• [TASK DETAILS]
In the listing below, locate the lines that hold "mirabileweb" and copy them.

• [EXERCISE DATA]

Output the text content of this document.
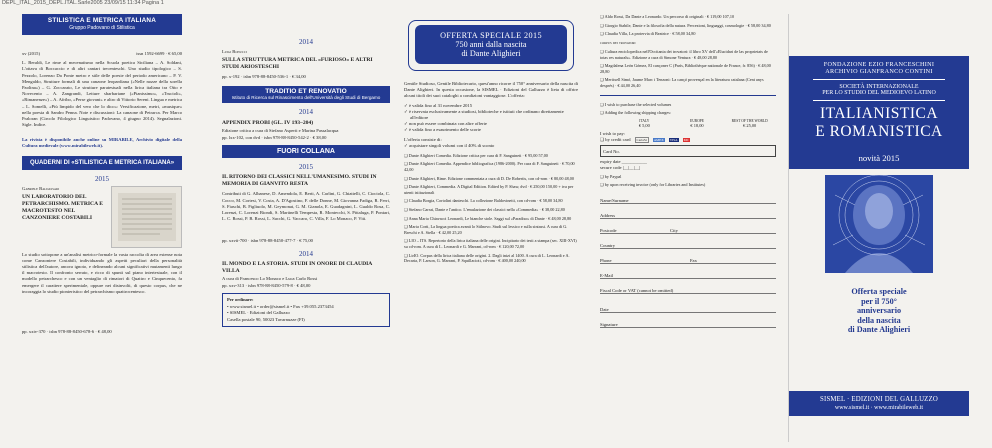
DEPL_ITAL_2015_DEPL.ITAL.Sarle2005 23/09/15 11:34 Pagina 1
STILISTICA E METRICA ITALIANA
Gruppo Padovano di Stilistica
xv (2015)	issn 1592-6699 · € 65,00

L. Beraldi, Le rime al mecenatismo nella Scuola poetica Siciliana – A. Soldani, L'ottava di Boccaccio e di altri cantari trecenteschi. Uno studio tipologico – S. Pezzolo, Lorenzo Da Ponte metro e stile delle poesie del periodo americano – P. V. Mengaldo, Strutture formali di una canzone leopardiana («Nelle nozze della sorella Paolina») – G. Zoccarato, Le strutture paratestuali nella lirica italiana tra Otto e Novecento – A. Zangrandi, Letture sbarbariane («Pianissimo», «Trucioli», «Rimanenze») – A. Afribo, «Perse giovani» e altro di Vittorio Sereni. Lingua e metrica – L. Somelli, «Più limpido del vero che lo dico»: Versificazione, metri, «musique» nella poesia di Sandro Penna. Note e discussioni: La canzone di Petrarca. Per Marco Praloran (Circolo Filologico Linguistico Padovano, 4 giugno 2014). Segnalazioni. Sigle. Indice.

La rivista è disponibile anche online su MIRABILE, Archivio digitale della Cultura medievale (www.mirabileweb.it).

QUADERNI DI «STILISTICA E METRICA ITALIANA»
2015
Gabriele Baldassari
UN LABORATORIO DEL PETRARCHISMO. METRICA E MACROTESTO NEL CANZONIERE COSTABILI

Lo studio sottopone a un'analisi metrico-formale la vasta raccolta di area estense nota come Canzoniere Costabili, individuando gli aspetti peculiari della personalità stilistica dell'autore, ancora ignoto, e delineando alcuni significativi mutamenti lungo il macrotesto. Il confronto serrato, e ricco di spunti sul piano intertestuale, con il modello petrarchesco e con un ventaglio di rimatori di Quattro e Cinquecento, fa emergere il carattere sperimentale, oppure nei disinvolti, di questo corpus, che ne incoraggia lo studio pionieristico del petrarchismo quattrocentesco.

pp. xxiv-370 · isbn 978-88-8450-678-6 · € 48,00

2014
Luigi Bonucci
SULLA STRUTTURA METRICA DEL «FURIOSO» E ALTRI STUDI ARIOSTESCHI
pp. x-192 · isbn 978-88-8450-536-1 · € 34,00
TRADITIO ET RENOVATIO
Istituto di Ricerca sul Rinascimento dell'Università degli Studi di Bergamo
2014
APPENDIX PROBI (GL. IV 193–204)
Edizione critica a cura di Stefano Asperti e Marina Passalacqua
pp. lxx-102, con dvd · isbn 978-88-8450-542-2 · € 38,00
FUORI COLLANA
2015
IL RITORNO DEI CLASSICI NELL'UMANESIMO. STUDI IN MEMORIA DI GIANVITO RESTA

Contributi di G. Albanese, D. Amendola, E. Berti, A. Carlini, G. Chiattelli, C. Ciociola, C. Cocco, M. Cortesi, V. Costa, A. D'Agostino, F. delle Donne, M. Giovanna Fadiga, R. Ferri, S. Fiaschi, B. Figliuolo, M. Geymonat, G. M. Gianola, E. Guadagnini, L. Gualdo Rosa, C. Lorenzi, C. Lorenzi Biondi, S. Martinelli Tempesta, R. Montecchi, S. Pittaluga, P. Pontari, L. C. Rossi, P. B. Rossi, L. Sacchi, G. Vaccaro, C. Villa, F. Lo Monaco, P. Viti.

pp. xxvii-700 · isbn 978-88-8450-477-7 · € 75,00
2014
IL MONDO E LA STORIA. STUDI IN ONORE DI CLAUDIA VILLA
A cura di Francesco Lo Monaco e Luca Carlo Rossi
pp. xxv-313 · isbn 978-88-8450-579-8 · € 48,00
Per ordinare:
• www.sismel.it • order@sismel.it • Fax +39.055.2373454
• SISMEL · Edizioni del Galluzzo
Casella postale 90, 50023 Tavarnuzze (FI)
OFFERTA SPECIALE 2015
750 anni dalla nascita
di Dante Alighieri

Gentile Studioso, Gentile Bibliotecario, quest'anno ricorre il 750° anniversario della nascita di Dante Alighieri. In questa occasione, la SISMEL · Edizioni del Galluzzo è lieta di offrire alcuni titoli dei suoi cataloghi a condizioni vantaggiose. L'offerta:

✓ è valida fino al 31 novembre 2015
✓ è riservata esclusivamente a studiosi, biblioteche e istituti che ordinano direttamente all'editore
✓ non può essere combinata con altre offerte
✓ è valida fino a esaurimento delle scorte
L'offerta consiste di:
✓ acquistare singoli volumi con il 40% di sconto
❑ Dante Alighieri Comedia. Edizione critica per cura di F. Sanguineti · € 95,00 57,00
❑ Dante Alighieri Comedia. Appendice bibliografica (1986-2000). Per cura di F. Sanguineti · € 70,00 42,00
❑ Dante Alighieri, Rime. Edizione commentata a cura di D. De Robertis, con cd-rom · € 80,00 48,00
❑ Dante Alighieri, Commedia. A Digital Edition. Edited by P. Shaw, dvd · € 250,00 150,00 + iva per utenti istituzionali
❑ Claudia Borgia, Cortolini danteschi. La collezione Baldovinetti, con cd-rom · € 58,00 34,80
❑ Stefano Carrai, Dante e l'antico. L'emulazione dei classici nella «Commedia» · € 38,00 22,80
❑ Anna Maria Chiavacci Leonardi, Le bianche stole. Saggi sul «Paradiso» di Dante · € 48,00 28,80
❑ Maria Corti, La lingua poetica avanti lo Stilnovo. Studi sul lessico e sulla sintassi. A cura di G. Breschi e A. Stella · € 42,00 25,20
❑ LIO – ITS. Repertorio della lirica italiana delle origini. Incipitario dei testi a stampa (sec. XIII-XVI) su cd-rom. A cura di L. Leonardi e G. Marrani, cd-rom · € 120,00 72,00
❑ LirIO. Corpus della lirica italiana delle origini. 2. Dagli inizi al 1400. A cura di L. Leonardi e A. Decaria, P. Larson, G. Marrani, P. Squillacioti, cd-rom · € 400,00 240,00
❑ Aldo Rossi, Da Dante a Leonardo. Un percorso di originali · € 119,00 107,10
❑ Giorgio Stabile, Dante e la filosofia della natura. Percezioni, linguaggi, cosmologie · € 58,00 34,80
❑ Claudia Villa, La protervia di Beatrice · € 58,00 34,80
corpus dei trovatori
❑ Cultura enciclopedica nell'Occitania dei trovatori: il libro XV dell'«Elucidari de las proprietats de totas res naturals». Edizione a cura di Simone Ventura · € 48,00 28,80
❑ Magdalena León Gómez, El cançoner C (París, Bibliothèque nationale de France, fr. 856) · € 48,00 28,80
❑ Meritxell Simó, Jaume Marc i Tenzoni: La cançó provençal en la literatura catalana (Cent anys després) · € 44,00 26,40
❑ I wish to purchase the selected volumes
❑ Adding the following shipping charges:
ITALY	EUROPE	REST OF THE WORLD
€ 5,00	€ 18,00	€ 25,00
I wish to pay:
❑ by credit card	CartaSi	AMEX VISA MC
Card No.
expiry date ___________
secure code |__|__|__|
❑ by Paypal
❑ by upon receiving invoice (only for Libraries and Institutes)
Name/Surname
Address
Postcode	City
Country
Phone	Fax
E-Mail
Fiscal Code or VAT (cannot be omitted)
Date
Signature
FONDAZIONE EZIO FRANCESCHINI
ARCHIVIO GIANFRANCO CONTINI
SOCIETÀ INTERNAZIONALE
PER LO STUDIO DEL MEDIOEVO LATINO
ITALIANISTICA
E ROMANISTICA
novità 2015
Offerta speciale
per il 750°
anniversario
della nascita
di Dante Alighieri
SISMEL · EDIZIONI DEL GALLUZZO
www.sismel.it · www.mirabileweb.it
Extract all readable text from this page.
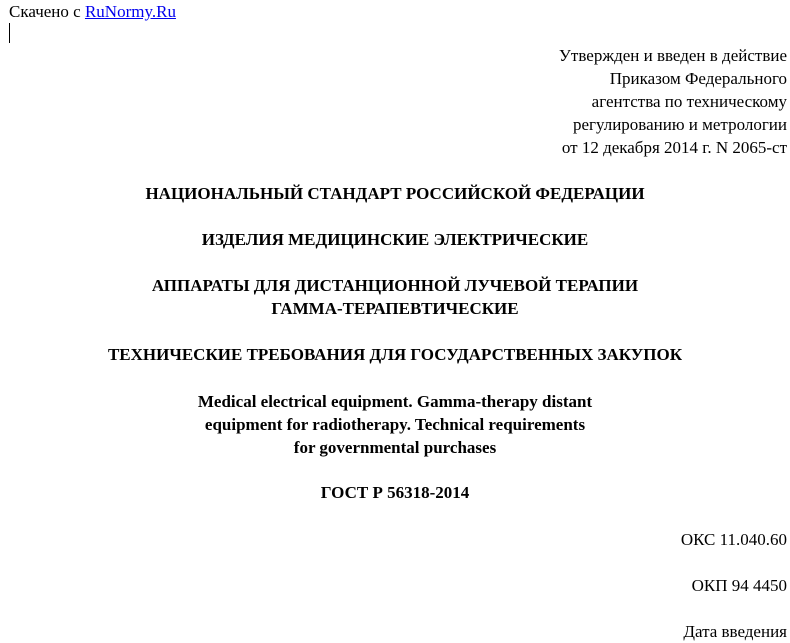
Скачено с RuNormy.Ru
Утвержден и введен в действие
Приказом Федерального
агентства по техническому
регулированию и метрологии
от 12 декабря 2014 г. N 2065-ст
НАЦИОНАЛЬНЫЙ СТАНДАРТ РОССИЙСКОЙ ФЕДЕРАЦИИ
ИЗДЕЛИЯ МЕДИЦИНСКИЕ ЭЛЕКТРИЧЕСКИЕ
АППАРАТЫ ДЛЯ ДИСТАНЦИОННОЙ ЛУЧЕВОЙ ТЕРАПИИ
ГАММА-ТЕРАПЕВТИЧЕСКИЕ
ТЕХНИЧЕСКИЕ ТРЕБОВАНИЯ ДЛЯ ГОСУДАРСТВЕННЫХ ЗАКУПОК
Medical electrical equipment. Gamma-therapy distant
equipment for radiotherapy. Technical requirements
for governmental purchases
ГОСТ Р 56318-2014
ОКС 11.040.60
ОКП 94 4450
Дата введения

• [WORKED ANSWER]
La rivista è disponibile anche online su MIRABILE, Archivio digitale della Cultura medievale (www.mirabileweb.it).
www.sismel.it · www.mirabileweb.it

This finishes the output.